=== Provided material ===
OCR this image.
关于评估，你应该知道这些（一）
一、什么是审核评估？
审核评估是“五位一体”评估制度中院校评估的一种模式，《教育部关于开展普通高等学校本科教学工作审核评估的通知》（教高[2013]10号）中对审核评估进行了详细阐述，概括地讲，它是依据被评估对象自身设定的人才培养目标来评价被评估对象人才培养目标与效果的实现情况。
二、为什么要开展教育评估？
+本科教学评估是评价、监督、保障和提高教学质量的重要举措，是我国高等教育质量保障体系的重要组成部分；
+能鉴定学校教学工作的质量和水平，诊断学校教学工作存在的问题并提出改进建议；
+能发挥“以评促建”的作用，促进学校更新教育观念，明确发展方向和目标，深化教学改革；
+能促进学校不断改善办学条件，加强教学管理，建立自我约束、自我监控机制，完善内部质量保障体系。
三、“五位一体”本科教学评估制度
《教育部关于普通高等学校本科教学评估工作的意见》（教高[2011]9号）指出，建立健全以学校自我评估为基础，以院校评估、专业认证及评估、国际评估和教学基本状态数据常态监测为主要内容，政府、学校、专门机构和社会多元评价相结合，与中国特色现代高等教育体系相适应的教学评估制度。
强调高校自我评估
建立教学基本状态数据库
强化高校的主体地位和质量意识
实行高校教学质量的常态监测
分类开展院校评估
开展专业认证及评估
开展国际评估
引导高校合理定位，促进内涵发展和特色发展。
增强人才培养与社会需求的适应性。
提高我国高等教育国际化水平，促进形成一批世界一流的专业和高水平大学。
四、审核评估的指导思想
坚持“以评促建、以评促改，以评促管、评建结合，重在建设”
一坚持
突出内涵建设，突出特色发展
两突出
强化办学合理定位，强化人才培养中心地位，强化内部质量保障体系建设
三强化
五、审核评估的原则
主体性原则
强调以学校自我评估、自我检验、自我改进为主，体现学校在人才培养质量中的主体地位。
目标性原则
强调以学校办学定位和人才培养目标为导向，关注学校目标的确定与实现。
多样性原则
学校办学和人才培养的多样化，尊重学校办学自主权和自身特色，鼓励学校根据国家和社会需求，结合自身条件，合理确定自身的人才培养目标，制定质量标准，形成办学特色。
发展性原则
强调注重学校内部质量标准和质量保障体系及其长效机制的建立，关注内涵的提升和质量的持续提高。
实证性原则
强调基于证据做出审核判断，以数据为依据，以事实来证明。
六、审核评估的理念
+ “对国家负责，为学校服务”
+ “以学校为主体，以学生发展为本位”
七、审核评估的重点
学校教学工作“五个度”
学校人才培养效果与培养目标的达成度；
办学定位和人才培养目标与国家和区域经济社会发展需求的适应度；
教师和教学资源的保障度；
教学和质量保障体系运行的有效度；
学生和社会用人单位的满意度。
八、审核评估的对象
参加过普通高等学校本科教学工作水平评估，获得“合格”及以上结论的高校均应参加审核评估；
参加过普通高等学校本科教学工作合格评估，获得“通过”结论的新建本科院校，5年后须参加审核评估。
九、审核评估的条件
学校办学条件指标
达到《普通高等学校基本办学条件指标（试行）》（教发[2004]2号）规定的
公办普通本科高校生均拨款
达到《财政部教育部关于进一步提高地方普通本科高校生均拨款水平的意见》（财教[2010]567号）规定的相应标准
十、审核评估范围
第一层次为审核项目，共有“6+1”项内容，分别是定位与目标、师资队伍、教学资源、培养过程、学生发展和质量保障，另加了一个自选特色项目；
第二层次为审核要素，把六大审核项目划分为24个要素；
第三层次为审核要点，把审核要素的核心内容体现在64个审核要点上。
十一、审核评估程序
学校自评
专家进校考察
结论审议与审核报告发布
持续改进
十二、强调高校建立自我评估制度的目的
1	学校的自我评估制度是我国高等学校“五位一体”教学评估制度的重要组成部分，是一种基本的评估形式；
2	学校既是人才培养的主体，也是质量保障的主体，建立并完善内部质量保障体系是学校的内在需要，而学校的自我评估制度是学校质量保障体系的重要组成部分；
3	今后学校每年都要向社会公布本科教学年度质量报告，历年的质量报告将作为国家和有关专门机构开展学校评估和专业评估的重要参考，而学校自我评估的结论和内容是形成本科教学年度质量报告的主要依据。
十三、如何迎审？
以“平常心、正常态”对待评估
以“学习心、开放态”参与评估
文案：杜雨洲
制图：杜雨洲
===
=== Provided material ===
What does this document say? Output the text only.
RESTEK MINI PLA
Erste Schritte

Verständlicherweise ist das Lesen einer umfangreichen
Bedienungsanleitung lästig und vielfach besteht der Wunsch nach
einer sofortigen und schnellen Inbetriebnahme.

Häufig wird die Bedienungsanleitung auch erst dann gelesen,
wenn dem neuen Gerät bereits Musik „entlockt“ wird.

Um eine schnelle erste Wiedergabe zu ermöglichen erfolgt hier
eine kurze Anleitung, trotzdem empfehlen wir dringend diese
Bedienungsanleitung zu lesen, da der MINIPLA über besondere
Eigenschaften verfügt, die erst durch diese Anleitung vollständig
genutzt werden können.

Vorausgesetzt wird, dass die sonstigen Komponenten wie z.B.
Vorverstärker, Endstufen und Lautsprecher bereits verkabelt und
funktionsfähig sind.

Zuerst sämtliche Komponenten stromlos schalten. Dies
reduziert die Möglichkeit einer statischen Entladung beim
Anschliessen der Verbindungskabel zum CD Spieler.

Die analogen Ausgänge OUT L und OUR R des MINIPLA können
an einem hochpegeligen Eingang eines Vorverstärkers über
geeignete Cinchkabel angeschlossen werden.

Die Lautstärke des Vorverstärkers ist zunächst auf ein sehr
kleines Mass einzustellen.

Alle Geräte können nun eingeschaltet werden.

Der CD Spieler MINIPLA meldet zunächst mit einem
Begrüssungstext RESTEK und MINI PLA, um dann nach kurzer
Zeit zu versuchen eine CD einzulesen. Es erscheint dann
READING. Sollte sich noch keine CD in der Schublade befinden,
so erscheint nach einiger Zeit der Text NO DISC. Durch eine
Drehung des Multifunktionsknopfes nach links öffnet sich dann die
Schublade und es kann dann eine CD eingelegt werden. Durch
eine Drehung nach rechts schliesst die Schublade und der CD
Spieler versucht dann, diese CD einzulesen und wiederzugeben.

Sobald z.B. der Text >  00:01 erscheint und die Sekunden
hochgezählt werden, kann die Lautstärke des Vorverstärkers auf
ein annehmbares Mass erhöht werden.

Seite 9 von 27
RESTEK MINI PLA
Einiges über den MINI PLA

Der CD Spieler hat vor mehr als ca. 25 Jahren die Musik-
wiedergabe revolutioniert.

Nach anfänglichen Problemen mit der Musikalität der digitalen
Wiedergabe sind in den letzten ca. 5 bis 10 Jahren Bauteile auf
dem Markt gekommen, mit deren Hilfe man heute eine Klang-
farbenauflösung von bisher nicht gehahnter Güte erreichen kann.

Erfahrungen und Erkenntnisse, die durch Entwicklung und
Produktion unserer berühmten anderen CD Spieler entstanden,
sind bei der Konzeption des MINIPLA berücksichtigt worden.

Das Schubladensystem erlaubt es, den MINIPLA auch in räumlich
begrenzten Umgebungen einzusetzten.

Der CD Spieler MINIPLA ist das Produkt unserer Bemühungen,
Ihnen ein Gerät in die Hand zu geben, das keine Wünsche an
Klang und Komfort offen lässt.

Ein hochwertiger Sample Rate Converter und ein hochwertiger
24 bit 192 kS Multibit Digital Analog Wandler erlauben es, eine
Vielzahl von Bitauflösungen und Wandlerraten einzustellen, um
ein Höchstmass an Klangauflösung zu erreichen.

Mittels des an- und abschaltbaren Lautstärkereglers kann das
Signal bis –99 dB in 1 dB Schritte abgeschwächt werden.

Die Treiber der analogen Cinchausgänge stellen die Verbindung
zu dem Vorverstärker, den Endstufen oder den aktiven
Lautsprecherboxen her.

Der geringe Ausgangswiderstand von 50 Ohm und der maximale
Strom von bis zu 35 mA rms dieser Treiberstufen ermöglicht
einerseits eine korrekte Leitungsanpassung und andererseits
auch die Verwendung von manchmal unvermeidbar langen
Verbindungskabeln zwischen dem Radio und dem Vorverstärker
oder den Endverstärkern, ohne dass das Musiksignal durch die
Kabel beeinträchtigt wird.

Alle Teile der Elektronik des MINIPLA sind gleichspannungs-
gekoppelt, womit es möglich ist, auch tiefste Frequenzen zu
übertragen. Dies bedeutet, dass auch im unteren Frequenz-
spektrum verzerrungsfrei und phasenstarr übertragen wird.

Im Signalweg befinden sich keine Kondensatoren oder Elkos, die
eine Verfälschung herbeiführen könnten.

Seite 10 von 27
===
*Instructions for the task:* Only lines with the word "Bedienungsanleitung" are wanted, so copy each one from the records.

*Exercise answer:*
Bedienungsanleitung lästig und vielfach besteht der Wunsch nach
Häufig wird die Bedienungsanleitung auch erst dann gelesen,
Bedienungsanleitung zu lesen, da der MINIPLA über besondere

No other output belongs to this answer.